====== Supplied entries

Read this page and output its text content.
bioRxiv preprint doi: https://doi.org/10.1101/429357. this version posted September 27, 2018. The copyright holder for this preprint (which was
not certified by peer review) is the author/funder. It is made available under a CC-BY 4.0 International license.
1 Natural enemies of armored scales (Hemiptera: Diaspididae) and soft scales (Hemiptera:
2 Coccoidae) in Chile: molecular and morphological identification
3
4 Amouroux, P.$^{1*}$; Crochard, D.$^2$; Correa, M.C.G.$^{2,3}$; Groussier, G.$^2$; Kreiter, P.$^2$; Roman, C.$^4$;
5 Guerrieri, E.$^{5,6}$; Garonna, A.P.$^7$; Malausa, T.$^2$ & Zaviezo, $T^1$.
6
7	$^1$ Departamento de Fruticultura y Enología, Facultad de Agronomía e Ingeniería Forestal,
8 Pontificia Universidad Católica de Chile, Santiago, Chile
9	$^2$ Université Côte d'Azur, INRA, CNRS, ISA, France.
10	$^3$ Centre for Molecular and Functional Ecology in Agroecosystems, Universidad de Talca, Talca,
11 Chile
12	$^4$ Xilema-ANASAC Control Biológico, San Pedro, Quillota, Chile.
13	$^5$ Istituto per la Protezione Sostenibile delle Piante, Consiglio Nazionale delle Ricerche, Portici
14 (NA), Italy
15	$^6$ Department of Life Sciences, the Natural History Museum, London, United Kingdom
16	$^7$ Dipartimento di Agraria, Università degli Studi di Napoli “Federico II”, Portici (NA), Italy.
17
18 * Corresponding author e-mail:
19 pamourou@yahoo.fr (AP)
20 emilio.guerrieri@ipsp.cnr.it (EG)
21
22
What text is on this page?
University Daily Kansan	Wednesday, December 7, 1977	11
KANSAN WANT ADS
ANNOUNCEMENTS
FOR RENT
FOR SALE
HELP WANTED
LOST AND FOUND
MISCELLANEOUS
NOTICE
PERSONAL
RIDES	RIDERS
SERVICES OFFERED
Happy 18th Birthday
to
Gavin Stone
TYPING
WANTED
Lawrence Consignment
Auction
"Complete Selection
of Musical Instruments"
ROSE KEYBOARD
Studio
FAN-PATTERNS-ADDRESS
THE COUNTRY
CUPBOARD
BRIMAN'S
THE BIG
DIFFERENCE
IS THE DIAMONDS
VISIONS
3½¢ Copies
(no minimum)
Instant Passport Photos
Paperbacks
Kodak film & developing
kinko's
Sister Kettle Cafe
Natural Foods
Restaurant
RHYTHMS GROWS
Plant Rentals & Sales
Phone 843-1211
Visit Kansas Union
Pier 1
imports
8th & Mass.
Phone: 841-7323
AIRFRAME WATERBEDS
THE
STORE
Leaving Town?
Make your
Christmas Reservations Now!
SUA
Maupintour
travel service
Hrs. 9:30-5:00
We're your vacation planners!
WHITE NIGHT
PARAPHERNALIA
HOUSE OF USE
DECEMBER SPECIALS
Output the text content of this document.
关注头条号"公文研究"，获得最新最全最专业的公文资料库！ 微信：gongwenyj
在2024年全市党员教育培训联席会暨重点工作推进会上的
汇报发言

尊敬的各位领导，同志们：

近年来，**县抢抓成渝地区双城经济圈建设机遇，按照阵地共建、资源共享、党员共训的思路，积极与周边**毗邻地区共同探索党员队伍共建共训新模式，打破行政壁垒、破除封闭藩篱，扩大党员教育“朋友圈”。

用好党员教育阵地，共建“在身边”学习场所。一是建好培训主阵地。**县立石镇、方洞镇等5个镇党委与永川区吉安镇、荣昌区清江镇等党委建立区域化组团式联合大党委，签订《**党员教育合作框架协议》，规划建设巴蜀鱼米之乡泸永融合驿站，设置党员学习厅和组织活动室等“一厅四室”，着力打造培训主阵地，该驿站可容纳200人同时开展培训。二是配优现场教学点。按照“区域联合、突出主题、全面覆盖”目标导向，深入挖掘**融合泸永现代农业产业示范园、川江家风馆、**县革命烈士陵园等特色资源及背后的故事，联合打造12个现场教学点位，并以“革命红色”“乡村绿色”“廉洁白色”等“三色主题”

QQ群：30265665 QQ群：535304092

============

Write out the lines above, starting at the line that contains "Output the text content of this document." and ending with the final line, and nothing else; copy them exactly.

Exercise output
Output the text content of this document.
关注头条号"公文研究"，获得最新最全最专业的公文资料库！ 微信：gongwenyj
在2024年全市党员教育培训联席会暨重点工作推进会上的
汇报发言

尊敬的各位领导，同志们：

近年来，**县抢抓成渝地区双城经济圈建设机遇，按照阵地共建、资源共享、党员共训的思路，积极与周边**毗邻地区共同探索党员队伍共建共训新模式，打破行政壁垒、破除封闭藩篱，扩大党员教育“朋友圈”。

用好党员教育阵地，共建“在身边”学习场所。一是建好培训主阵地。**县立石镇、方洞镇等5个镇党委与永川区吉安镇、荣昌区清江镇等党委建立区域化组团式联合大党委，签订《**党员教育合作框架协议》，规划建设巴蜀鱼米之乡泸永融合驿站，设置党员学习厅和组织活动室等“一厅四室”，着力打造培训主阵地，该驿站可容纳200人同时开展培训。二是配优现场教学点。按照“区域联合、突出主题、全面覆盖”目标导向，深入挖掘**融合泸永现代农业产业示范园、川江家风馆、**县革命烈士陵园等特色资源及背后的故事，联合打造12个现场教学点位，并以“革命红色”“乡村绿色”“廉洁白色”等“三色主题”

QQ群：30265665 QQ群：535304092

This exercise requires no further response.